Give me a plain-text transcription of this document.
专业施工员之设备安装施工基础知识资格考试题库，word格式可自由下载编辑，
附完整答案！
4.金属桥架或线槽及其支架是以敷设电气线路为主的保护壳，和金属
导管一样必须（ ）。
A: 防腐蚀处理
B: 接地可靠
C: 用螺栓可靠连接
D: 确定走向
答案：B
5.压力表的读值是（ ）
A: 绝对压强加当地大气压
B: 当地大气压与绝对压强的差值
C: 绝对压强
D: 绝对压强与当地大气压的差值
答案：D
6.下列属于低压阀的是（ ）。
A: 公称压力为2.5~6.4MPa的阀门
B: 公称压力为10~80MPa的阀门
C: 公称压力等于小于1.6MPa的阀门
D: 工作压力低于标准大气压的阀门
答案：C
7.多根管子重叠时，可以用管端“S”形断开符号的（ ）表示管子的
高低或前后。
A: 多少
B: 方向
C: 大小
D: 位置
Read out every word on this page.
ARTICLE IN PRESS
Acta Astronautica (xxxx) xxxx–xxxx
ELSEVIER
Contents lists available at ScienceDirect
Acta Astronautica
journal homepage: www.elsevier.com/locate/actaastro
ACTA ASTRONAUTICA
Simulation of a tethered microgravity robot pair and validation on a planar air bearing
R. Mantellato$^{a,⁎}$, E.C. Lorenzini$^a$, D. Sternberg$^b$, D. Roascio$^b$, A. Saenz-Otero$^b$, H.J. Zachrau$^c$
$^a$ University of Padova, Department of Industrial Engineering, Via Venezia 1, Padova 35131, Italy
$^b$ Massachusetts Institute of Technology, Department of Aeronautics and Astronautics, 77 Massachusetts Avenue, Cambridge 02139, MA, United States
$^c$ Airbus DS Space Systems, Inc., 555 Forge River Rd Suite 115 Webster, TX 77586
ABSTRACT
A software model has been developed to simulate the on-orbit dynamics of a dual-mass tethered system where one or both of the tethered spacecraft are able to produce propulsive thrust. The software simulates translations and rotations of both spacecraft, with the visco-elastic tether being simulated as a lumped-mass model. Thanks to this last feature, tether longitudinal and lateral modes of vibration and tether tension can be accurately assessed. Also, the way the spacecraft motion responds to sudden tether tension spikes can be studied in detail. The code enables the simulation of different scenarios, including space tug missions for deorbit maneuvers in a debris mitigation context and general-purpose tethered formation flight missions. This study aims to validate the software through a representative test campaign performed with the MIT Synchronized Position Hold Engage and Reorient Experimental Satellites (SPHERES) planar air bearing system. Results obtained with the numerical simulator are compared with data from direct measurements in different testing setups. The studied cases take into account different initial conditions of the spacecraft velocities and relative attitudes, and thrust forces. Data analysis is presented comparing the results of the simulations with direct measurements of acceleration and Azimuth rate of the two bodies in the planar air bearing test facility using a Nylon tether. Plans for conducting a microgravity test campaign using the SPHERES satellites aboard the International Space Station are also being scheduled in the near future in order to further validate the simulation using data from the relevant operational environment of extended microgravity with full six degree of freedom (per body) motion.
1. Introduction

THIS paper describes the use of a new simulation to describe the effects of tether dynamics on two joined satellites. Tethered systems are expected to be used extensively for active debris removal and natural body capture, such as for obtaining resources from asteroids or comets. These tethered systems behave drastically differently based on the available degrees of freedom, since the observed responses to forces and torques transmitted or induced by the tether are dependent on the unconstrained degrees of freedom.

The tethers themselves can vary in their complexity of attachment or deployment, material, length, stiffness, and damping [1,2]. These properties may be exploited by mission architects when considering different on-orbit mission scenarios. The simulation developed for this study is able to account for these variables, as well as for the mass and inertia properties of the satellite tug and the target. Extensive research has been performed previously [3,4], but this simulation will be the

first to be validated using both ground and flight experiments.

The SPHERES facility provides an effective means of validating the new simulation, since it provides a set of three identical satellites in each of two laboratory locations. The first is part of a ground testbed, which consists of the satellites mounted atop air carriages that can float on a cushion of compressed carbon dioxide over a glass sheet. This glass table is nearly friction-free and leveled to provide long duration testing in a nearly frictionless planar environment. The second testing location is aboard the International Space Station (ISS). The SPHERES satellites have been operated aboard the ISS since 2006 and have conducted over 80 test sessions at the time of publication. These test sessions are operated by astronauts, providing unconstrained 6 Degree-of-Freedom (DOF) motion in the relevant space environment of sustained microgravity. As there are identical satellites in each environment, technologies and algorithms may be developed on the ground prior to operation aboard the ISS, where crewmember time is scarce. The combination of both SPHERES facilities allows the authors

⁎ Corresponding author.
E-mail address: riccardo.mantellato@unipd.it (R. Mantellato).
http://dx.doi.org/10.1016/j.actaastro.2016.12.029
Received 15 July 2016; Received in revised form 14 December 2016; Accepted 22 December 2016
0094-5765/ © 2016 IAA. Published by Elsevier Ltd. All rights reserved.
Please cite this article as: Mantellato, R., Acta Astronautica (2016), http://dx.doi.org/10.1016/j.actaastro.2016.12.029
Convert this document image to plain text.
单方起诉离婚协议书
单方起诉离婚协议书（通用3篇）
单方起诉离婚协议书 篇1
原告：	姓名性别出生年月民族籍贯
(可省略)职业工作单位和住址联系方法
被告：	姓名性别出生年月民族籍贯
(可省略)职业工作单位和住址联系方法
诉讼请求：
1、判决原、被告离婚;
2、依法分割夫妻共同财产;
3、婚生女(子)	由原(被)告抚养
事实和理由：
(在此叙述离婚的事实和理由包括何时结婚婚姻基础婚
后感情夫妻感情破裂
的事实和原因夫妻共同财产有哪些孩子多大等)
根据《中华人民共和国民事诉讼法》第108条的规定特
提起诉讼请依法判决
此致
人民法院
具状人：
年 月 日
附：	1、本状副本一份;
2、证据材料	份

* **Your instructions**:
Your task is to output all of the data above word for word.

* **Exercise solution**:
Give me a plain-text transcription of this document.
专业施工员之设备安装施工基础知识资格考试题库，word格式可自由下载编辑，
附完整答案！
4.金属桥架或线槽及其支架是以敷设电气线路为主的保护壳，和金属
导管一样必须（ ）。
A: 防腐蚀处理
B: 接地可靠
C: 用螺栓可靠连接
D: 确定走向
答案：B
5.压力表的读值是（ ）
A: 绝对压强加当地大气压
B: 当地大气压与绝对压强的差值
C: 绝对压强
D: 绝对压强与当地大气压的差值
答案：D
6.下列属于低压阀的是（ ）。
A: 公称压力为2.5~6.4MPa的阀门
B: 公称压力为10~80MPa的阀门
C: 公称压力等于小于1.6MPa的阀门
D: 工作压力低于标准大气压的阀门
答案：C
7.多根管子重叠时，可以用管端“S”形断开符号的（ ）表示管子的
高低或前后。
A: 多少
B: 方向
C: 大小
D: 位置
Read out every word on this page.
ARTICLE IN PRESS
Acta Astronautica (xxxx) xxxx–xxxx
ELSEVIER
Contents lists available at ScienceDirect
Acta Astronautica
journal homepage: www.elsevier.com/locate/actaastro
ACTA ASTRONAUTICA
Simulation of a tethered microgravity robot pair and validation on a planar air bearing
R. Mantellato$^{a,⁎}$, E.C. Lorenzini$^a$, D. Sternberg$^b$, D. Roascio$^b$, A. Saenz-Otero$^b$, H.J. Zachrau$^c$
$^a$ University of Padova, Department of Industrial Engineering, Via Venezia 1, Padova 35131, Italy
$^b$ Massachusetts Institute of Technology, Department of Aeronautics and Astronautics, 77 Massachusetts Avenue, Cambridge 02139, MA, United States
$^c$ Airbus DS Space Systems, Inc., 555 Forge River Rd Suite 115 Webster, TX 77586
ABSTRACT
A software model has been developed to simulate the on-orbit dynamics of a dual-mass tethered system where one or both of the tethered spacecraft are able to produce propulsive thrust. The software simulates translations and rotations of both spacecraft, with the visco-elastic tether being simulated as a lumped-mass model. Thanks to this last feature, tether longitudinal and lateral modes of vibration and tether tension can be accurately assessed. Also, the way the spacecraft motion responds to sudden tether tension spikes can be studied in detail. The code enables the simulation of different scenarios, including space tug missions for deorbit maneuvers in a debris mitigation context and general-purpose tethered formation flight missions. This study aims to validate the software through a representative test campaign performed with the MIT Synchronized Position Hold Engage and Reorient Experimental Satellites (SPHERES) planar air bearing system. Results obtained with the numerical simulator are compared with data from direct measurements in different testing setups. The studied cases take into account different initial conditions of the spacecraft velocities and relative attitudes, and thrust forces. Data analysis is presented comparing the results of the simulations with direct measurements of acceleration and Azimuth rate of the two bodies in the planar air bearing test facility using a Nylon tether. Plans for conducting a microgravity test campaign using the SPHERES satellites aboard the International Space Station are also being scheduled in the near future in order to further validate the simulation using data from the relevant operational environment of extended microgravity with full six degree of freedom (per body) motion.
1. Introduction

THIS paper describes the use of a new simulation to describe the effects of tether dynamics on two joined satellites. Tethered systems are expected to be used extensively for active debris removal and natural body capture, such as for obtaining resources from asteroids or comets. These tethered systems behave drastically differently based on the available degrees of freedom, since the observed responses to forces and torques transmitted or induced by the tether are dependent on the unconstrained degrees of freedom.

The tethers themselves can vary in their complexity of attachment or deployment, material, length, stiffness, and damping [1,2]. These properties may be exploited by mission architects when considering different on-orbit mission scenarios. The simulation developed for this study is able to account for these variables, as well as for the mass and inertia properties of the satellite tug and the target. Extensive research has been performed previously [3,4], but this simulation will be the

first to be validated using both ground and flight experiments.

The SPHERES facility provides an effective means of validating the new simulation, since it provides a set of three identical satellites in each of two laboratory locations. The first is part of a ground testbed, which consists of the satellites mounted atop air carriages that can float on a cushion of compressed carbon dioxide over a glass sheet. This glass table is nearly friction-free and leveled to provide long duration testing in a nearly frictionless planar environment. The second testing location is aboard the International Space Station (ISS). The SPHERES satellites have been operated aboard the ISS since 2006 and have conducted over 80 test sessions at the time of publication. These test sessions are operated by astronauts, providing unconstrained 6 Degree-of-Freedom (DOF) motion in the relevant space environment of sustained microgravity. As there are identical satellites in each environment, technologies and algorithms may be developed on the ground prior to operation aboard the ISS, where crewmember time is scarce. The combination of both SPHERES facilities allows the authors

⁎ Corresponding author.
E-mail address: riccardo.mantellato@unipd.it (R. Mantellato).
http://dx.doi.org/10.1016/j.actaastro.2016.12.029
Received 15 July 2016; Received in revised form 14 December 2016; Accepted 22 December 2016
0094-5765/ © 2016 IAA. Published by Elsevier Ltd. All rights reserved.
Please cite this article as: Mantellato, R., Acta Astronautica (2016), http://dx.doi.org/10.1016/j.actaastro.2016.12.029
Convert this document image to plain text.
单方起诉离婚协议书
单方起诉离婚协议书（通用3篇）
单方起诉离婚协议书 篇1
原告：	姓名性别出生年月民族籍贯
(可省略)职业工作单位和住址联系方法
被告：	姓名性别出生年月民族籍贯
(可省略)职业工作单位和住址联系方法
诉讼请求：
1、判决原、被告离婚;
2、依法分割夫妻共同财产;
3、婚生女(子)	由原(被)告抚养
事实和理由：
(在此叙述离婚的事实和理由包括何时结婚婚姻基础婚
后感情夫妻感情破裂
的事实和原因夫妻共同财产有哪些孩子多大等)
根据《中华人民共和国民事诉讼法》第108条的规定特
提起诉讼请依法判决
此致
人民法院
具状人：
年 月 日
附：	1、本状副本一份;
2、证据材料	份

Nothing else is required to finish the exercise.